PASSAGE TO READ:

• • •

I spend an afternoon using up apples in a cake, freezing sad spinach, making a slightly esoteric stir-fry, and a hash of potatoes, onion and the grim kale that came in my vegetable box (“This is animal food,” my French husband declares flatly, but I like it). I enjoy this purposeful bustling, like a Beatrix Potter character preparing for winter, and I know I’ll feel the benefit over the rest of the week, but I have to admit it takes hours.
My friend Ann, a lapsed food waste blogger, knows that feeling. She says: “Now I’m a self-employed single parent, I just do not have the time to de-stalk, blanch, chop and stir some bitter kale into a recipe when baby spinach will do the job.” She also says she felt uncomfortable asking individuals to change when industry changes are needed. “Systemic over-purchasing of food by supermarkets will not change in the near future, for example.”

• • •

MATERIAL SUPPLIED:
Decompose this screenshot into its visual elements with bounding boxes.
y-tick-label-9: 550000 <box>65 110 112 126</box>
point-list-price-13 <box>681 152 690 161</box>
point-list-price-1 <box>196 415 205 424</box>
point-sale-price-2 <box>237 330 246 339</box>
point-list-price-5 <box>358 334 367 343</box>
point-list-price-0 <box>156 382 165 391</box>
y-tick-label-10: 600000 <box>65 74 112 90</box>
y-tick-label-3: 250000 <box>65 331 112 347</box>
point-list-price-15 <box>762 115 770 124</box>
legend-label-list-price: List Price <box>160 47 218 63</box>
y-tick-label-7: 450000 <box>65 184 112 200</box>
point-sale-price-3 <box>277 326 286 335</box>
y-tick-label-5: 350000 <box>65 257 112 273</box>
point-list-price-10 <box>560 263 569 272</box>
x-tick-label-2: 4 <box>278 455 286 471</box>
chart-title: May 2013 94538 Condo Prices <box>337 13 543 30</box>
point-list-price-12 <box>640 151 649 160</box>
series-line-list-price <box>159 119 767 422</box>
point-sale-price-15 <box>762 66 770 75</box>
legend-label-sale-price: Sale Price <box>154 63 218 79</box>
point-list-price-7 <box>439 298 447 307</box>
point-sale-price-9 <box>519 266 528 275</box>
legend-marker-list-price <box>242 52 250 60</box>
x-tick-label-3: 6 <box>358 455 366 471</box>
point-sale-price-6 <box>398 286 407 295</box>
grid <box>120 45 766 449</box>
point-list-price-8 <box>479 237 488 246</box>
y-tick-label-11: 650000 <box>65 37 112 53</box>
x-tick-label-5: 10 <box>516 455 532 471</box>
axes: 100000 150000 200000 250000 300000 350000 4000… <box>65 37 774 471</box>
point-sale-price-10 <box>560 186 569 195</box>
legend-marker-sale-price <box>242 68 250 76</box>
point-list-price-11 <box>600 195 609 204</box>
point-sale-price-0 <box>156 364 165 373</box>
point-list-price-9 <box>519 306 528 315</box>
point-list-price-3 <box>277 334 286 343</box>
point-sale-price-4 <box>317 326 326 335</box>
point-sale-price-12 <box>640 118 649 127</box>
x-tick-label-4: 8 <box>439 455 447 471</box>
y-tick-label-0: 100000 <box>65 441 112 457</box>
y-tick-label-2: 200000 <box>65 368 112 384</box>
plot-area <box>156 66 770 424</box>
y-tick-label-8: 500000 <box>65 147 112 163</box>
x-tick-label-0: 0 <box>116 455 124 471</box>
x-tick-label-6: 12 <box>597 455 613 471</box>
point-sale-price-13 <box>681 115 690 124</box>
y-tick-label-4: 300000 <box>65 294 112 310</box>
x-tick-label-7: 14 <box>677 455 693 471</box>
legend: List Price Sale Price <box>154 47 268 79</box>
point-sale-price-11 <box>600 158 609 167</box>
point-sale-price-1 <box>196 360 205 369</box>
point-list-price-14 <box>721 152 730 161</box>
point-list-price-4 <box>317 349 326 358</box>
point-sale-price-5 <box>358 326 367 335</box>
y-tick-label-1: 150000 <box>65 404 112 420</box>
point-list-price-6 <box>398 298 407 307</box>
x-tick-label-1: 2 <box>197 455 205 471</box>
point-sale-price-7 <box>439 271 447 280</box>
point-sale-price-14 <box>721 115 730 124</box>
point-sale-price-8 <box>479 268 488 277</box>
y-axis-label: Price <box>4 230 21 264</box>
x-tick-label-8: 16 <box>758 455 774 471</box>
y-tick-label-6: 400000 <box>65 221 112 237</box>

• • •

TASK 1: According to the passage on using up food, what does Ann say she no longer has time to do with bitter kale?
TASK 2: Swap "apples" for "pears" in the food waste passage, and write out everything from "I spend an afternoon" down to "it takes hours.".
The listing has no role in this exercise.

WRITTEN SOLUTION 1: She has no time to de-stalk, blanch, chop and stir it into a recipe.

WRITTEN SOLUTION 2:
I spend an afternoon using up pears in a cake, freezing sad spinach, making a slightly esoteric stir-fry, and a hash of potatoes, onion and the grim kale that came in my vegetable box (“This is animal food,” my French husband declares flatly, but I like it). I enjoy this purposeful bustling, like a Beatrix Potter character preparing for winter, and I know I’ll feel the benefit over the rest of the week, but I have to admit it takes hours.